▸ Problem to solve
Return each record word for word and omit the pictures.

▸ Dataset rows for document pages
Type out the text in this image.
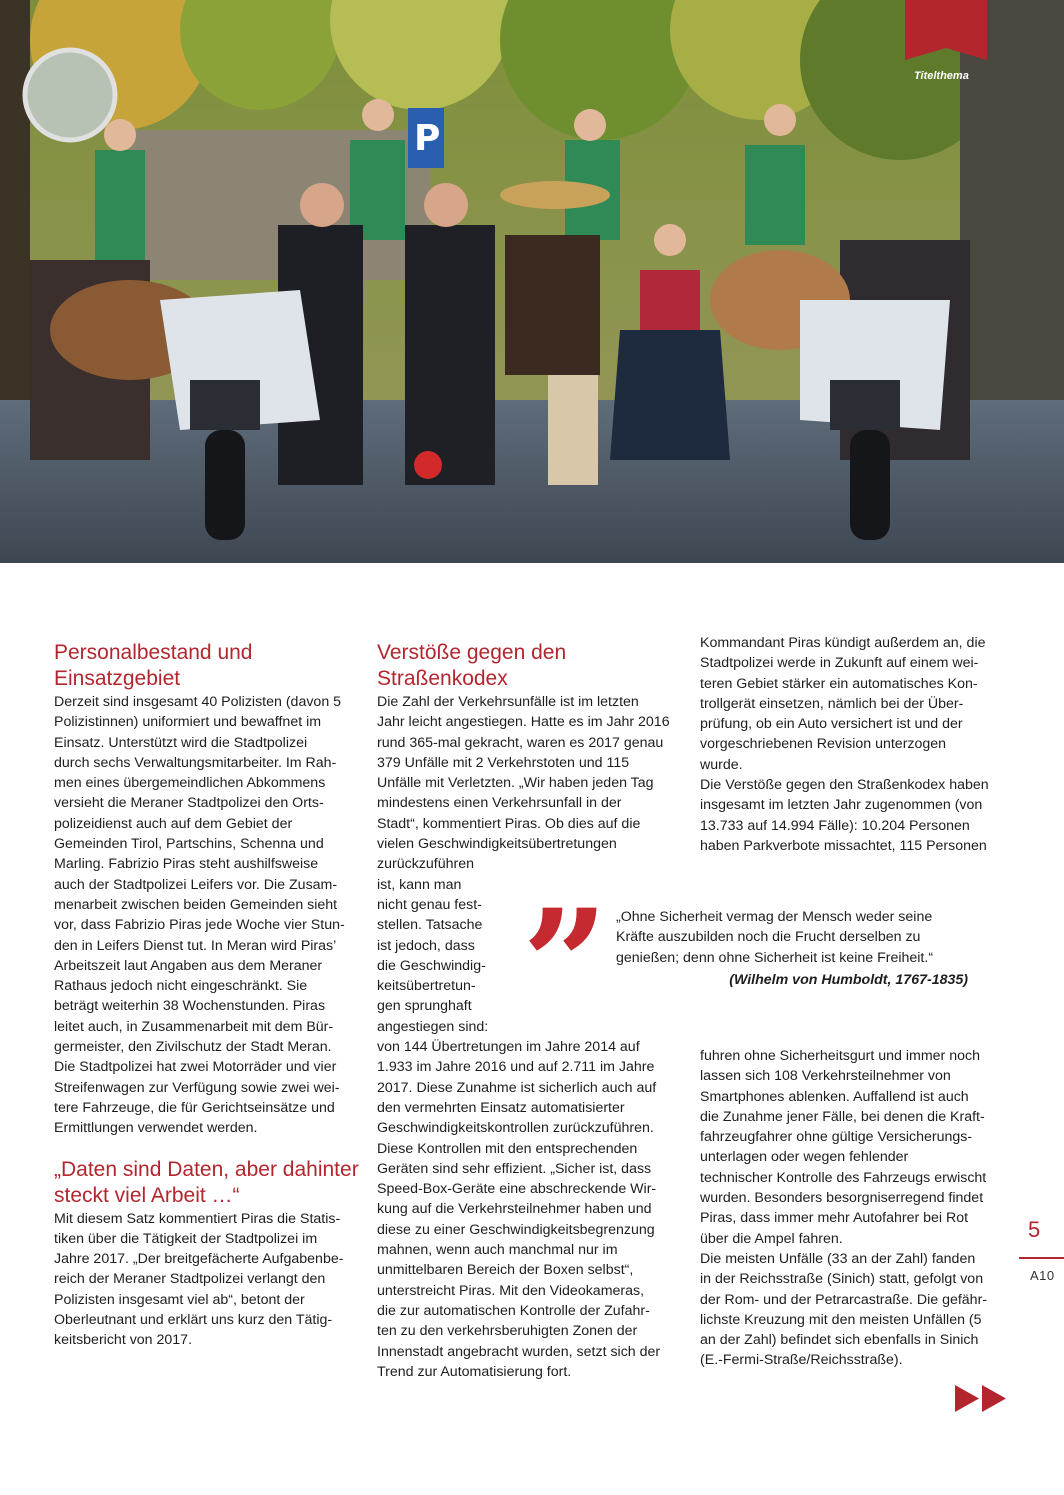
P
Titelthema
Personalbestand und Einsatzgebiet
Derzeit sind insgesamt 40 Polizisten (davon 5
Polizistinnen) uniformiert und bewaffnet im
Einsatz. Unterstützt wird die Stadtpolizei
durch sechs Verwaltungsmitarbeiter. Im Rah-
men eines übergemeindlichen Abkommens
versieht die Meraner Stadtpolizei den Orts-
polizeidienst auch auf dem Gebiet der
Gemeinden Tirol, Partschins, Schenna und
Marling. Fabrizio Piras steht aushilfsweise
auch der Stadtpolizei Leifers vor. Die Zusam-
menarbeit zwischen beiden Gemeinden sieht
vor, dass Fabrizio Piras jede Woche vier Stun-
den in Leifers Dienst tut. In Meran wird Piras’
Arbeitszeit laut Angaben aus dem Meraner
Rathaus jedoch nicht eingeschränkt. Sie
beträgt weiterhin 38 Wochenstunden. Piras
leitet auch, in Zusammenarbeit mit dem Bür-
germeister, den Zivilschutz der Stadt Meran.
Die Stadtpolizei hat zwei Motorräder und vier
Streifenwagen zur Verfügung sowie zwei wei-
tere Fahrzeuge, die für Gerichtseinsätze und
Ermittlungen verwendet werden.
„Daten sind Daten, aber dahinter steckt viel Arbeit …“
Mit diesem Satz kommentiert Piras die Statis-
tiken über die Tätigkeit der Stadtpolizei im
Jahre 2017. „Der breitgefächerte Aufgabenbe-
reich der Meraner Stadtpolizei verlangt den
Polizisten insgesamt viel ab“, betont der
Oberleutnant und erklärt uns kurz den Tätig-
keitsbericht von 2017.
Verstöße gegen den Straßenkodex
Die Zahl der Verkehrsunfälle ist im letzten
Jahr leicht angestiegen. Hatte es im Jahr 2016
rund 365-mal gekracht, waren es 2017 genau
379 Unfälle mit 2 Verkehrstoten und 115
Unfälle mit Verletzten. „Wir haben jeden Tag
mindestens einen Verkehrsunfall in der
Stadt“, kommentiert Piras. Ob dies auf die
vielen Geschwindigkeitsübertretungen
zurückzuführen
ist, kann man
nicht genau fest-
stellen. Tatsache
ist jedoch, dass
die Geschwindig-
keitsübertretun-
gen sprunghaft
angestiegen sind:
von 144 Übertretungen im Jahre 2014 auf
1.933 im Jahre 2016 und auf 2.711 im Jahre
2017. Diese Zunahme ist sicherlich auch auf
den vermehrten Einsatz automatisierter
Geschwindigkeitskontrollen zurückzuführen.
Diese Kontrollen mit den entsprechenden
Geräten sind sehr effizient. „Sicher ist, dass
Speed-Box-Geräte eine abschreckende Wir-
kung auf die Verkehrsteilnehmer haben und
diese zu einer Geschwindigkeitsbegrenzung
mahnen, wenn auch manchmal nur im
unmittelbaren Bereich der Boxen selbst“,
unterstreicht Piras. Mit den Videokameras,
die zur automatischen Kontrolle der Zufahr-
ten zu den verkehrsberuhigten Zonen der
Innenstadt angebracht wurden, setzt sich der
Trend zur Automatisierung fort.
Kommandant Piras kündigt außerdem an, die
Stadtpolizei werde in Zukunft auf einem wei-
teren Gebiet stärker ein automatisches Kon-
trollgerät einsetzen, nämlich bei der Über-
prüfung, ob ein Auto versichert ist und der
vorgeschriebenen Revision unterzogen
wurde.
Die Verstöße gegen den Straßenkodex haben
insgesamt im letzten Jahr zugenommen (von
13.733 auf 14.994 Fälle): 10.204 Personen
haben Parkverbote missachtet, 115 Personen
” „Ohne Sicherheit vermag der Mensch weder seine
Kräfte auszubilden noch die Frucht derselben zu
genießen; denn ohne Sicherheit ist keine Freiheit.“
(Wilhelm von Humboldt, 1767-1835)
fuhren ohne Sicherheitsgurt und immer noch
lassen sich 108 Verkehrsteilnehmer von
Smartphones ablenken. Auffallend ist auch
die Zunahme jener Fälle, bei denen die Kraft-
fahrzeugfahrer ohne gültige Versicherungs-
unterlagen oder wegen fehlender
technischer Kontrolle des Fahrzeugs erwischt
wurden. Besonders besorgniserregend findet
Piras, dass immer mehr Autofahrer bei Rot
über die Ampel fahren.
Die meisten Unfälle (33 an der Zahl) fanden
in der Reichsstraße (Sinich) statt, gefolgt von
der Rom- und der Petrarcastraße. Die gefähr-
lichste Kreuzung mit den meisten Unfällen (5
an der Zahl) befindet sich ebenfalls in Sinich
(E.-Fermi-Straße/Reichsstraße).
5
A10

▸ Result
Type out the text in this image.
P
Titelthema
Personalbestand und Einsatzgebiet
Derzeit sind insgesamt 40 Polizisten (davon 5
Polizistinnen) uniformiert und bewaffnet im
Einsatz. Unterstützt wird die Stadtpolizei
durch sechs Verwaltungsmitarbeiter. Im Rah-
men eines übergemeindlichen Abkommens
versieht die Meraner Stadtpolizei den Orts-
polizeidienst auch auf dem Gebiet der
Gemeinden Tirol, Partschins, Schenna und
Marling. Fabrizio Piras steht aushilfsweise
auch der Stadtpolizei Leifers vor. Die Zusam-
menarbeit zwischen beiden Gemeinden sieht
vor, dass Fabrizio Piras jede Woche vier Stun-
den in Leifers Dienst tut. In Meran wird Piras’
Arbeitszeit laut Angaben aus dem Meraner
Rathaus jedoch nicht eingeschränkt. Sie
beträgt weiterhin 38 Wochenstunden. Piras
leitet auch, in Zusammenarbeit mit dem Bür-
germeister, den Zivilschutz der Stadt Meran.
Die Stadtpolizei hat zwei Motorräder und vier
Streifenwagen zur Verfügung sowie zwei wei-
tere Fahrzeuge, die für Gerichtseinsätze und
Ermittlungen verwendet werden.
„Daten sind Daten, aber dahinter steckt viel Arbeit …“
Mit diesem Satz kommentiert Piras die Statis-
tiken über die Tätigkeit der Stadtpolizei im
Jahre 2017. „Der breitgefächerte Aufgabenbe-
reich der Meraner Stadtpolizei verlangt den
Polizisten insgesamt viel ab“, betont der
Oberleutnant und erklärt uns kurz den Tätig-
keitsbericht von 2017.
Verstöße gegen den Straßenkodex
Die Zahl der Verkehrsunfälle ist im letzten
Jahr leicht angestiegen. Hatte es im Jahr 2016
rund 365-mal gekracht, waren es 2017 genau
379 Unfälle mit 2 Verkehrstoten und 115
Unfälle mit Verletzten. „Wir haben jeden Tag
mindestens einen Verkehrsunfall in der
Stadt“, kommentiert Piras. Ob dies auf die
vielen Geschwindigkeitsübertretungen
zurückzuführen
ist, kann man
nicht genau fest-
stellen. Tatsache
ist jedoch, dass
die Geschwindig-
keitsübertretun-
gen sprunghaft
angestiegen sind:
von 144 Übertretungen im Jahre 2014 auf
1.933 im Jahre 2016 und auf 2.711 im Jahre
2017. Diese Zunahme ist sicherlich auch auf
den vermehrten Einsatz automatisierter
Geschwindigkeitskontrollen zurückzuführen.
Diese Kontrollen mit den entsprechenden
Geräten sind sehr effizient. „Sicher ist, dass
Speed-Box-Geräte eine abschreckende Wir-
kung auf die Verkehrsteilnehmer haben und
diese zu einer Geschwindigkeitsbegrenzung
mahnen, wenn auch manchmal nur im
unmittelbaren Bereich der Boxen selbst“,
unterstreicht Piras. Mit den Videokameras,
die zur automatischen Kontrolle der Zufahr-
ten zu den verkehrsberuhigten Zonen der
Innenstadt angebracht wurden, setzt sich der
Trend zur Automatisierung fort.
Kommandant Piras kündigt außerdem an, die
Stadtpolizei werde in Zukunft auf einem wei-
teren Gebiet stärker ein automatisches Kon-
trollgerät einsetzen, nämlich bei der Über-
prüfung, ob ein Auto versichert ist und der
vorgeschriebenen Revision unterzogen
wurde.
Die Verstöße gegen den Straßenkodex haben
insgesamt im letzten Jahr zugenommen (von
13.733 auf 14.994 Fälle): 10.204 Personen
haben Parkverbote missachtet, 115 Personen
” „Ohne Sicherheit vermag der Mensch weder seine
Kräfte auszubilden noch die Frucht derselben zu
genießen; denn ohne Sicherheit ist keine Freiheit.“
(Wilhelm von Humboldt, 1767-1835)
fuhren ohne Sicherheitsgurt und immer noch
lassen sich 108 Verkehrsteilnehmer von
Smartphones ablenken. Auffallend ist auch
die Zunahme jener Fälle, bei denen die Kraft-
fahrzeugfahrer ohne gültige Versicherungs-
unterlagen oder wegen fehlender
technischer Kontrolle des Fahrzeugs erwischt
wurden. Besonders besorgniserregend findet
Piras, dass immer mehr Autofahrer bei Rot
über die Ampel fahren.
Die meisten Unfälle (33 an der Zahl) fanden
in der Reichsstraße (Sinich) statt, gefolgt von
der Rom- und der Petrarcastraße. Die gefähr-
lichste Kreuzung mit den meisten Unfällen (5
an der Zahl) befindet sich ebenfalls in Sinich
(E.-Fermi-Straße/Reichsstraße).
5
A10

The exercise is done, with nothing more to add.